- _Entries from a dataset_:
........
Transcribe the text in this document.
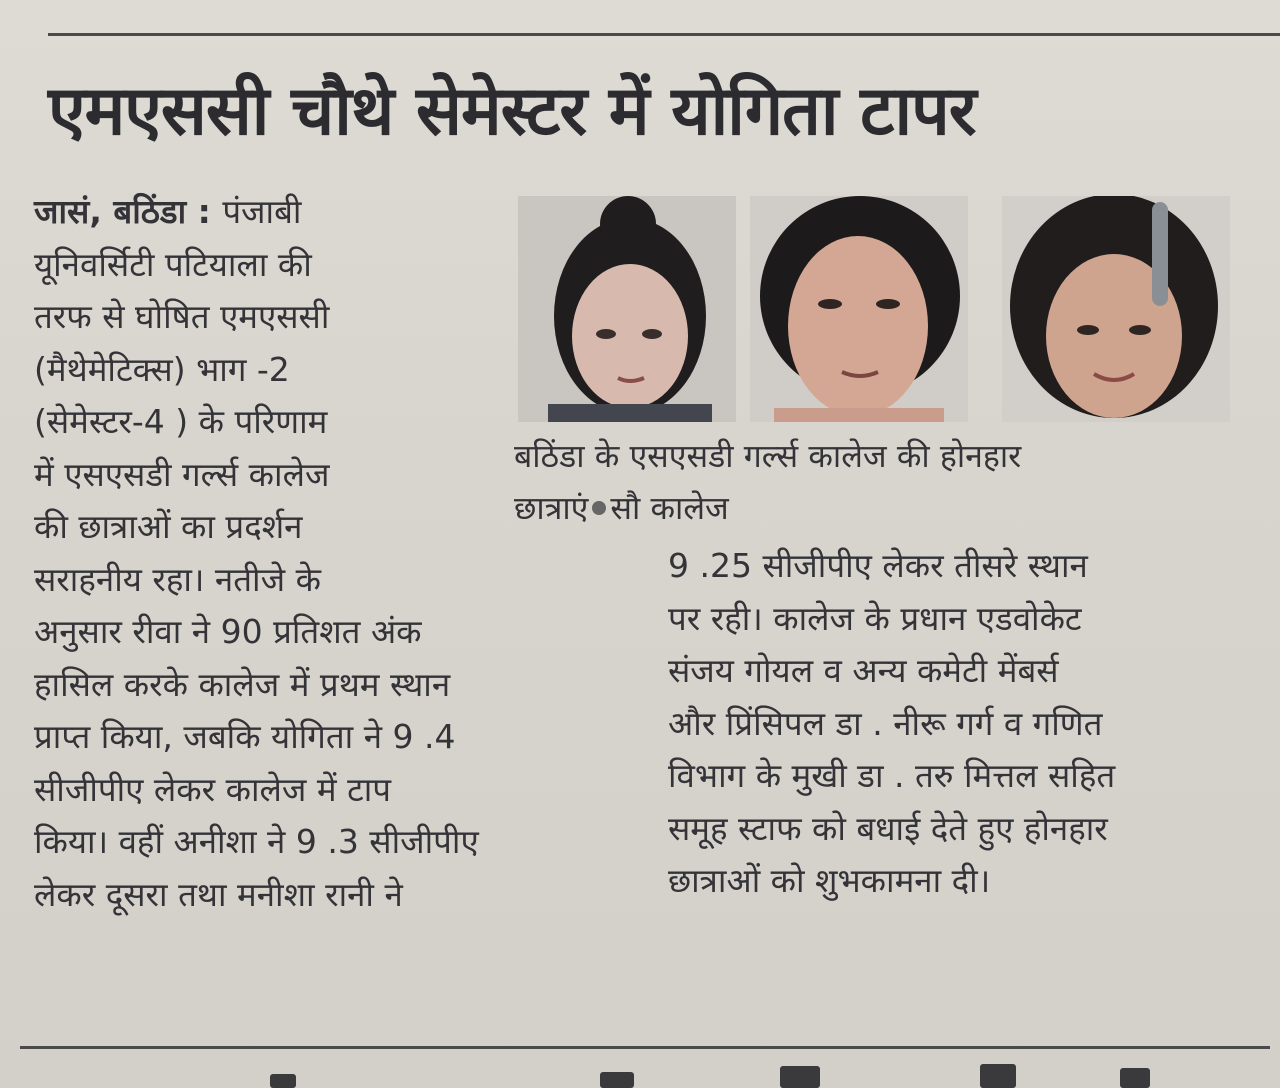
एमएससी चौथे सेमेस्टर में योगिता टापर
जासं, बठिंडा : पंजाबी
यूनिवर्सिटी पटियाला की
तरफ से घोषित एमएससी
(मैथेमेटिक्स) भाग -2
(सेमेस्टर-4 ) के परिणाम
में एसएसडी गर्ल्स कालेज
की छात्राओं का प्रदर्शन
सराहनीय रहा। नतीजे के
अनुसार रीवा ने 90 प्रतिशत अंक
हासिल करके कालेज में प्रथम स्थान
प्राप्त किया, जबकि योगिता ने 9 .4
सीजीपीए लेकर कालेज में टाप
किया। वहीं अनीशा ने 9 .3 सीजीपीए
लेकर दूसरा तथा मनीशा रानी ने
बठिंडा के एसएसडी गर्ल्स कालेज की होनहार
छात्राएं सौ कालेज
9 .25 सीजीपीए लेकर तीसरे स्थान
पर रही। कालेज के प्रधान एडवोकेट
संजय गोयल व अन्य कमेटी मेंबर्स
और प्रिंसिपल डा . नीरू गर्ग व गणित
विभाग के मुखी डा . तरु मित्तल सहित
समूह स्टाफ को बधाई देते हुए होनहार
छात्राओं को शुभकामना दी।
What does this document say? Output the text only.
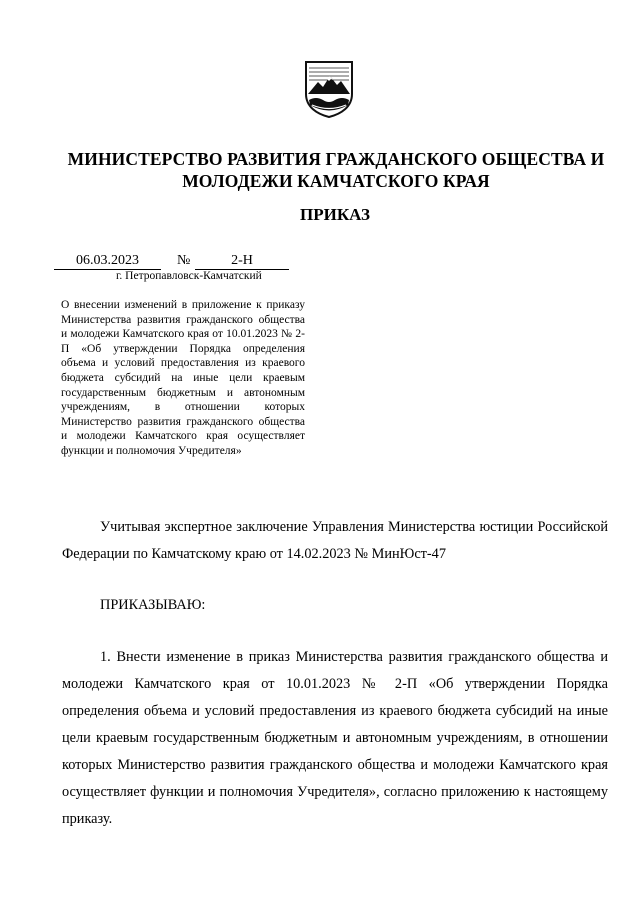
МИНИСТЕРСТВО РАЗВИТИЯ ГРАЖДАНСКОГО ОБЩЕСТВА И МОЛОДЕЖИ КАМЧАТСКОГО КРАЯ
ПРИКАЗ
06.03.2023	№	2-Н
г. Петропавловск-Камчатский
О внесении изменений в приложение к приказу Министерства развития гражданского общества и молодежи Камчатского края от 10.01.2023 № 2-П «Об утверждении Порядка определения объема и условий предоставления из краевого бюджета субсидий на иные цели краевым государственным бюджетным и автономным учреждениям, в отношении которых Министерство развития гражданского общества и молодежи Камчатского края осуществляет функции и полномочия Учредителя»
Учитывая экспертное заключение Управления Министерства юстиции Российской Федерации по Камчатскому краю от 14.02.2023 № МинЮст-47
ПРИКАЗЫВАЮ:
1. Внести изменение в приказ Министерства развития гражданского общества и молодежи Камчатского края от 10.01.2023 № 2-П «Об утверждении Порядка определения объема и условий предоставления из краевого бюджета субсидий на иные цели краевым государственным бюджетным и автономным учреждениям, в отношении которых Министерство развития гражданского общества и молодежи Камчатского края осуществляет функции и полномочия Учредителя», согласно приложению к настоящему приказу.
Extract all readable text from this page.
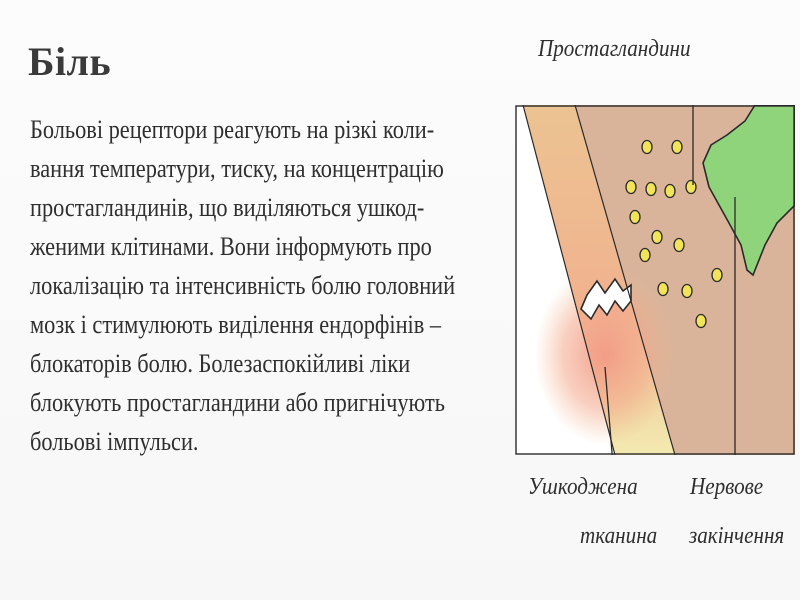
Біль
Больові рецептори реагують на різкі коли-
вання температури, тиску, на концентрацію
простагландинів, що виділяються ушкод-
женими клітинами. Вони інформують про
локалізацію та інтенсивність болю головний
мозк і стимулюють виділення ендорфінів –
блокаторів болю. Болезаспокійливі ліки
блокують простагландини або пригнічують
больові імпульси.
Простагландини
Ушкоджена
тканина
Нервове
закінчення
........
- _Given problem_: Quote the records above in full, dropping each picture.

- _Exercise solution_:
Transcribe the text in this document.
एमएससी चौथे सेमेस्टर में योगिता टापर
जासं, बठिंडा : पंजाबी
यूनिवर्सिटी पटियाला की
तरफ से घोषित एमएससी
(मैथेमेटिक्स) भाग -2
(सेमेस्टर-4 ) के परिणाम
में एसएसडी गर्ल्स कालेज
की छात्राओं का प्रदर्शन
सराहनीय रहा। नतीजे के
अनुसार रीवा ने 90 प्रतिशत अंक
हासिल करके कालेज में प्रथम स्थान
प्राप्त किया, जबकि योगिता ने 9 .4
सीजीपीए लेकर कालेज में टाप
किया। वहीं अनीशा ने 9 .3 सीजीपीए
लेकर दूसरा तथा मनीशा रानी ने
बठिंडा के एसएसडी गर्ल्स कालेज की होनहार
छात्राएं सौ कालेज
9 .25 सीजीपीए लेकर तीसरे स्थान
पर रही। कालेज के प्रधान एडवोकेट
संजय गोयल व अन्य कमेटी मेंबर्स
और प्रिंसिपल डा . नीरू गर्ग व गणित
विभाग के मुखी डा . तरु मित्तल सहित
समूह स्टाफ को बधाई देते हुए होनहार
छात्राओं को शुभकामना दी।
What does this document say? Output the text only.
МИНИСТЕРСТВО РАЗВИТИЯ ГРАЖДАНСКОГО ОБЩЕСТВА И МОЛОДЕЖИ КАМЧАТСКОГО КРАЯ
ПРИКАЗ
06.03.2023	№	2-Н
г. Петропавловск-Камчатский
О внесении изменений в приложение к приказу Министерства развития гражданского общества и молодежи Камчатского края от 10.01.2023 № 2-П «Об утверждении Порядка определения объема и условий предоставления из краевого бюджета субсидий на иные цели краевым государственным бюджетным и автономным учреждениям, в отношении которых Министерство развития гражданского общества и молодежи Камчатского края осуществляет функции и полномочия Учредителя»
Учитывая экспертное заключение Управления Министерства юстиции Российской Федерации по Камчатскому краю от 14.02.2023 № МинЮст-47
ПРИКАЗЫВАЮ:
1. Внести изменение в приказ Министерства развития гражданского общества и молодежи Камчатского края от 10.01.2023 № 2-П «Об утверждении Порядка определения объема и условий предоставления из краевого бюджета субсидий на иные цели краевым государственным бюджетным и автономным учреждениям, в отношении которых Министерство развития гражданского общества и молодежи Камчатского края осуществляет функции и полномочия Учредителя», согласно приложению к настоящему приказу.
Extract all readable text from this page.
Біль
Больові рецептори реагують на різкі коли-
вання температури, тиску, на концентрацію
простагландинів, що виділяються ушкод-
женими клітинами. Вони інформують про
локалізацію та інтенсивність болю головний
мозк і стимулюють виділення ендорфінів –
блокаторів болю. Болезаспокійливі ліки
блокують простагландини або пригнічують
больові імпульси.
Простагландини
Ушкоджена
тканина
Нервове
закінчення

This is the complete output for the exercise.